▸ TO DO:
Collect all the lines that mention the word "their".
------------------------------------------------------------------------
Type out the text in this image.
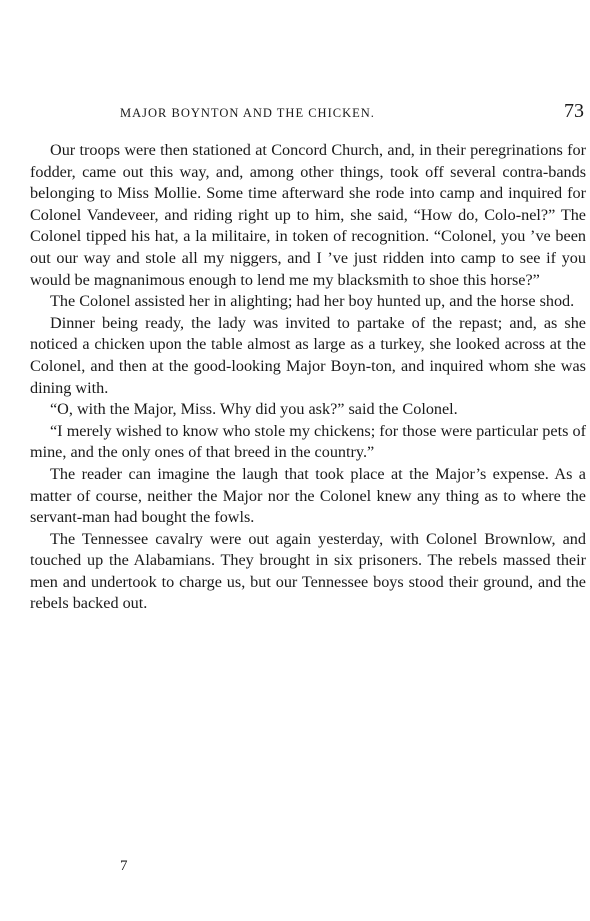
MAJOR BOYNTON AND THE CHICKEN.	73

Our troops were then stationed at Concord Church, and, in their peregrinations for fodder, came out this way, and, among other things, took off several contra-bands belonging to Miss Mollie. Some time afterward she rode into camp and inquired for Colonel Vandeveer, and riding right up to him, she said, “How do, Colo-nel?” The Colonel tipped his hat, a la militaire, in token of recognition. “Colonel, you ’ve been out our way and stole all my niggers, and I ’ve just ridden into camp to see if you would be magnanimous enough to lend me my blacksmith to shoe this horse?”

The Colonel assisted her in alighting; had her boy hunted up, and the horse shod.

Dinner being ready, the lady was invited to partake of the repast; and, as she noticed a chicken upon the table almost as large as a turkey, she looked across at the Colonel, and then at the good-looking Major Boyn-ton, and inquired whom she was dining with.

“O, with the Major, Miss. Why did you ask?” said the Colonel.

“I merely wished to know who stole my chickens; for those were particular pets of mine, and the only ones of that breed in the country.”

The reader can imagine the laugh that took place at the Major’s expense. As a matter of course, neither the Major nor the Colonel knew any thing as to where the servant-man had bought the fowls.

The Tennessee cavalry were out again yesterday, with Colonel Brownlow, and touched up the Alabamians. They brought in six prisoners. The rebels massed their men and undertook to charge us, but our Tennessee boys stood their ground, and the rebels backed out.

7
------------------------------------------------------------------------
▸ ANSWER IN FULL:
Our troops were then stationed at Concord Church, and, in their peregrinations for fodder, came out this way, and, among other things, took off several contra-bands belonging to Miss Mollie. Some time afterward she rode into camp and inquired for Colonel Vandeveer, and riding right up to him, she said, “How do, Colo-nel?” The Colonel tipped his hat, a la militaire, in token of recognition. “Colonel, you ’ve been out our way and stole all my niggers, and I ’ve just ridden into camp to see if you would be magnanimous enough to lend me my blacksmith to shoe this horse?”
The Tennessee cavalry were out again yesterday, with Colonel Brownlow, and touched up the Alabamians. They brought in six prisoners. The rebels massed their men and undertook to charge us, but our Tennessee boys stood their ground, and the rebels backed out.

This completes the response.